Chart and figure data
__________

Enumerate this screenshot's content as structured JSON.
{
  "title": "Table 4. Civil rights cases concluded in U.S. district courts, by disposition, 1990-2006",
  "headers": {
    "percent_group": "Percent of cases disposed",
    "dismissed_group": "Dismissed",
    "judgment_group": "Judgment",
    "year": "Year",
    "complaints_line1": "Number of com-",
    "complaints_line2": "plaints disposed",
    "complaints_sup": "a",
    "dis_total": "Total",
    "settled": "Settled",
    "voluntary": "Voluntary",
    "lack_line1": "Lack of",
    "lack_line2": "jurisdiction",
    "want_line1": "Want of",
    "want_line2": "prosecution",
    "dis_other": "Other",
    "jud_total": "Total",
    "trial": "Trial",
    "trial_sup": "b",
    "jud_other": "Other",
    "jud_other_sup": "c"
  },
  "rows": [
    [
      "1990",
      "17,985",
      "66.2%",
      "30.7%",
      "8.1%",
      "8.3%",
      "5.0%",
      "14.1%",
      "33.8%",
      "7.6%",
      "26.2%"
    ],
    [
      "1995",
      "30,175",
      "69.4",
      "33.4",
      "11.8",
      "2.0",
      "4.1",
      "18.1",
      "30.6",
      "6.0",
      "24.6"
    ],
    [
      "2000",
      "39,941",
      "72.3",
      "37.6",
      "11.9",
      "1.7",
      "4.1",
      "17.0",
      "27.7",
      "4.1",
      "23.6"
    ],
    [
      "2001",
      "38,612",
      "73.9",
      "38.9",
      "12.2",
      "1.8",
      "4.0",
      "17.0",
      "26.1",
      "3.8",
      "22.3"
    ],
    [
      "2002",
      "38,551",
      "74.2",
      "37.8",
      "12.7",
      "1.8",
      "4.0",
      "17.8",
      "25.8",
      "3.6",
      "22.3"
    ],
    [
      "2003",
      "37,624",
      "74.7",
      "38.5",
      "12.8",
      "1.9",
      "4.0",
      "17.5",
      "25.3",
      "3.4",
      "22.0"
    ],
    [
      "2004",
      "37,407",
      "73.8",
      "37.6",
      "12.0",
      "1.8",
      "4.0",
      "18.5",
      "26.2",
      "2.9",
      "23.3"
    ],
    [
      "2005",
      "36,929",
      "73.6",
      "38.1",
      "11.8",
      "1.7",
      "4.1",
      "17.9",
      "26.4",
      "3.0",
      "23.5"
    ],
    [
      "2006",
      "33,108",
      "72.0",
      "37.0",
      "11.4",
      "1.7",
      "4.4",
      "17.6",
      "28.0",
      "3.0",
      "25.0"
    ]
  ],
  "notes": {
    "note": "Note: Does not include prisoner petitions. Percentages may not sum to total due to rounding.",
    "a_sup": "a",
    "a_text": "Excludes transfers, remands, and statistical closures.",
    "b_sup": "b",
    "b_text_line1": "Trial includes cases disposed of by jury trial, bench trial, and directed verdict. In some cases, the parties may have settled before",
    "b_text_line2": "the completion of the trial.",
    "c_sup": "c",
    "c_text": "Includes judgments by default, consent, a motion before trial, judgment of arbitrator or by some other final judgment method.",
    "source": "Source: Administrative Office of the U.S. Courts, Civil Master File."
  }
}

__________

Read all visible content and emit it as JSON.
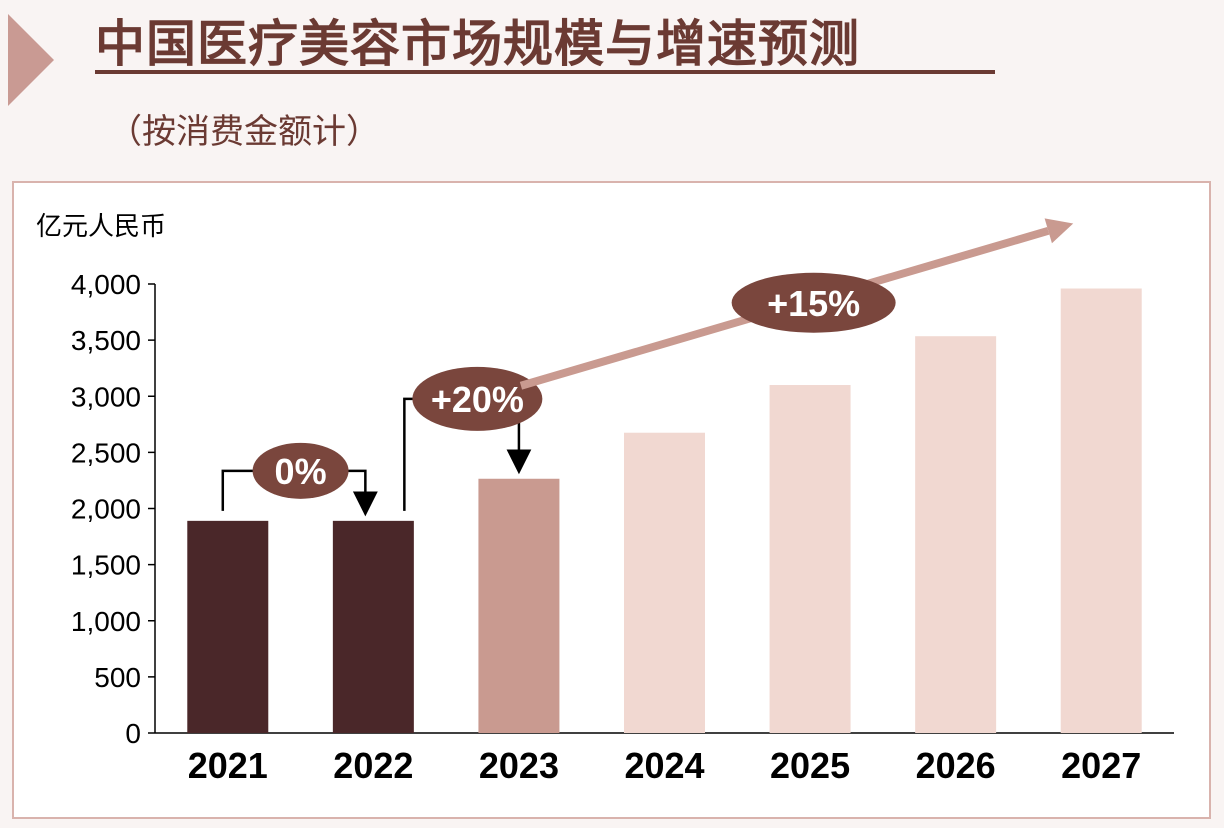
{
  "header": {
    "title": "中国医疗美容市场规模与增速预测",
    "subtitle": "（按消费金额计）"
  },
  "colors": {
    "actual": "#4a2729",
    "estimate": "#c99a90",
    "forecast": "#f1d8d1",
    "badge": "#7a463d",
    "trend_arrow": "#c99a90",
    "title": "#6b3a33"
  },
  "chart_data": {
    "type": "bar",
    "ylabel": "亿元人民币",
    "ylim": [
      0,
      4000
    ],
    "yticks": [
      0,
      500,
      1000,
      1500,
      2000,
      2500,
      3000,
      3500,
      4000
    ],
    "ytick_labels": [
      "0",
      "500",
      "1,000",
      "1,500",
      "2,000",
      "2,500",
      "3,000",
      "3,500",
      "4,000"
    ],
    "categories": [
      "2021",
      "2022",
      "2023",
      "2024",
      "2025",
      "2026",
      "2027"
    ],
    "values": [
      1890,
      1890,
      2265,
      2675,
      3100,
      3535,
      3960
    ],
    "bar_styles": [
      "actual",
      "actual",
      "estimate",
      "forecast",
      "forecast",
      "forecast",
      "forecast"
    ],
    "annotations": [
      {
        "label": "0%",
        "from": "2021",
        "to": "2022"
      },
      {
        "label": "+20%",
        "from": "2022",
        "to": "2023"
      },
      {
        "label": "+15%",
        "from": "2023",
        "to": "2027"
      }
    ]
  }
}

__________

* _Exercise_
Within the listing above, find every line containing the string "cases" and return it.

* _Written answer_
  "title": "Table 4. Civil rights cases concluded in U.S. district courts, by disposition, 1990-2006",
    "percent_group": "Percent of cases disposed",
    "b_text_line1": "Trial includes cases disposed of by jury trial, bench trial, and directed verdict. In some cases, the parties may have settled before",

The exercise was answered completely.